## Start Data supplied

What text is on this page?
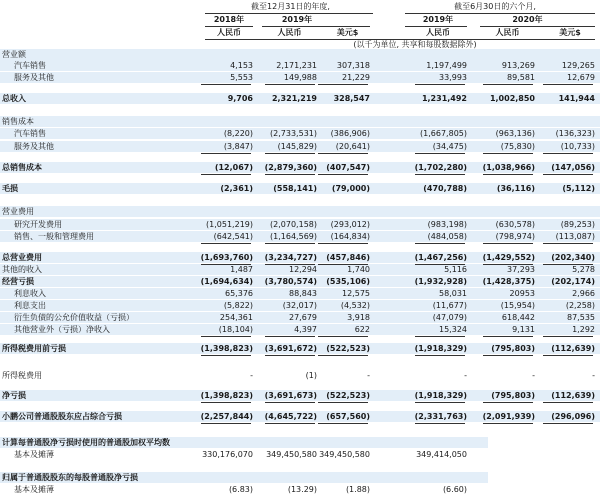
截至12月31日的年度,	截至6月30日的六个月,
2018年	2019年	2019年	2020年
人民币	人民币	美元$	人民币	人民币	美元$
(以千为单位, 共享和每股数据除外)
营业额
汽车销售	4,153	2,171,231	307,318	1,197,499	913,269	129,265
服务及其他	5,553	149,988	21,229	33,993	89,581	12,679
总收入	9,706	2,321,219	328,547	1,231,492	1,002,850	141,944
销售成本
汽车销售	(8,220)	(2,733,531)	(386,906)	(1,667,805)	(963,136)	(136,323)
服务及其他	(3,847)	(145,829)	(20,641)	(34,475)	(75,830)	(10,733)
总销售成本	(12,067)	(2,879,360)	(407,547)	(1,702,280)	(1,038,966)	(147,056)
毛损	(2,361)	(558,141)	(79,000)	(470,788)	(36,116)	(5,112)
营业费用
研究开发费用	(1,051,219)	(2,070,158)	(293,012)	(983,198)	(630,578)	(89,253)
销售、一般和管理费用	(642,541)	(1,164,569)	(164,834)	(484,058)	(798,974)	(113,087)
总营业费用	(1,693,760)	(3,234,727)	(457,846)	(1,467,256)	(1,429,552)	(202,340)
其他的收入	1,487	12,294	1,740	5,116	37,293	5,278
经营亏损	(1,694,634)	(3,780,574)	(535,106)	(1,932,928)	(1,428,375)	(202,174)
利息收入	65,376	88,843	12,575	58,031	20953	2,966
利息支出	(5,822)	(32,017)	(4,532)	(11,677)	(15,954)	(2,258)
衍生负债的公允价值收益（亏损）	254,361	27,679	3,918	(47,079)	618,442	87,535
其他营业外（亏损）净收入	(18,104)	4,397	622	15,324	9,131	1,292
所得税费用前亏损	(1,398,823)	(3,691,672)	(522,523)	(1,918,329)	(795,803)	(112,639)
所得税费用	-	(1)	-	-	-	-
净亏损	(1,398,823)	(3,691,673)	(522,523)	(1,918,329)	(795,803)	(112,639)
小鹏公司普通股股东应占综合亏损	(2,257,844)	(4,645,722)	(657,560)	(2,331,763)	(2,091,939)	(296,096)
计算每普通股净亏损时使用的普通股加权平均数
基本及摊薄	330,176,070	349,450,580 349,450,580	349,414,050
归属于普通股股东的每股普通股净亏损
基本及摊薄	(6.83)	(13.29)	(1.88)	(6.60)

## End Data supplied

■ Request ■
In the copy, include no pictures; restate the listing above exactly.

■ Answer for the task ■
What text is on this page?
截至12月31日的年度,	截至6月30日的六个月,
2018年	2019年	2019年	2020年
人民币	人民币	美元$	人民币	人民币	美元$
(以千为单位, 共享和每股数据除外)
营业额
汽车销售	4,153	2,171,231	307,318	1,197,499	913,269	129,265
服务及其他	5,553	149,988	21,229	33,993	89,581	12,679
总收入	9,706	2,321,219	328,547	1,231,492	1,002,850	141,944
销售成本
汽车销售	(8,220)	(2,733,531)	(386,906)	(1,667,805)	(963,136)	(136,323)
服务及其他	(3,847)	(145,829)	(20,641)	(34,475)	(75,830)	(10,733)
总销售成本	(12,067)	(2,879,360)	(407,547)	(1,702,280)	(1,038,966)	(147,056)
毛损	(2,361)	(558,141)	(79,000)	(470,788)	(36,116)	(5,112)
营业费用
研究开发费用	(1,051,219)	(2,070,158)	(293,012)	(983,198)	(630,578)	(89,253)
销售、一般和管理费用	(642,541)	(1,164,569)	(164,834)	(484,058)	(798,974)	(113,087)
总营业费用	(1,693,760)	(3,234,727)	(457,846)	(1,467,256)	(1,429,552)	(202,340)
其他的收入	1,487	12,294	1,740	5,116	37,293	5,278
经营亏损	(1,694,634)	(3,780,574)	(535,106)	(1,932,928)	(1,428,375)	(202,174)
利息收入	65,376	88,843	12,575	58,031	20953	2,966
利息支出	(5,822)	(32,017)	(4,532)	(11,677)	(15,954)	(2,258)
衍生负债的公允价值收益（亏损）	254,361	27,679	3,918	(47,079)	618,442	87,535
其他营业外（亏损）净收入	(18,104)	4,397	622	15,324	9,131	1,292
所得税费用前亏损	(1,398,823)	(3,691,672)	(522,523)	(1,918,329)	(795,803)	(112,639)
所得税费用	-	(1)	-	-	-	-
净亏损	(1,398,823)	(3,691,673)	(522,523)	(1,918,329)	(795,803)	(112,639)
小鹏公司普通股股东应占综合亏损	(2,257,844)	(4,645,722)	(657,560)	(2,331,763)	(2,091,939)	(296,096)
计算每普通股净亏损时使用的普通股加权平均数
基本及摊薄	330,176,070	349,450,580 349,450,580	349,414,050
归属于普通股股东的每股普通股净亏损
基本及摊薄	(6.83)	(13.29)	(1.88)	(6.60)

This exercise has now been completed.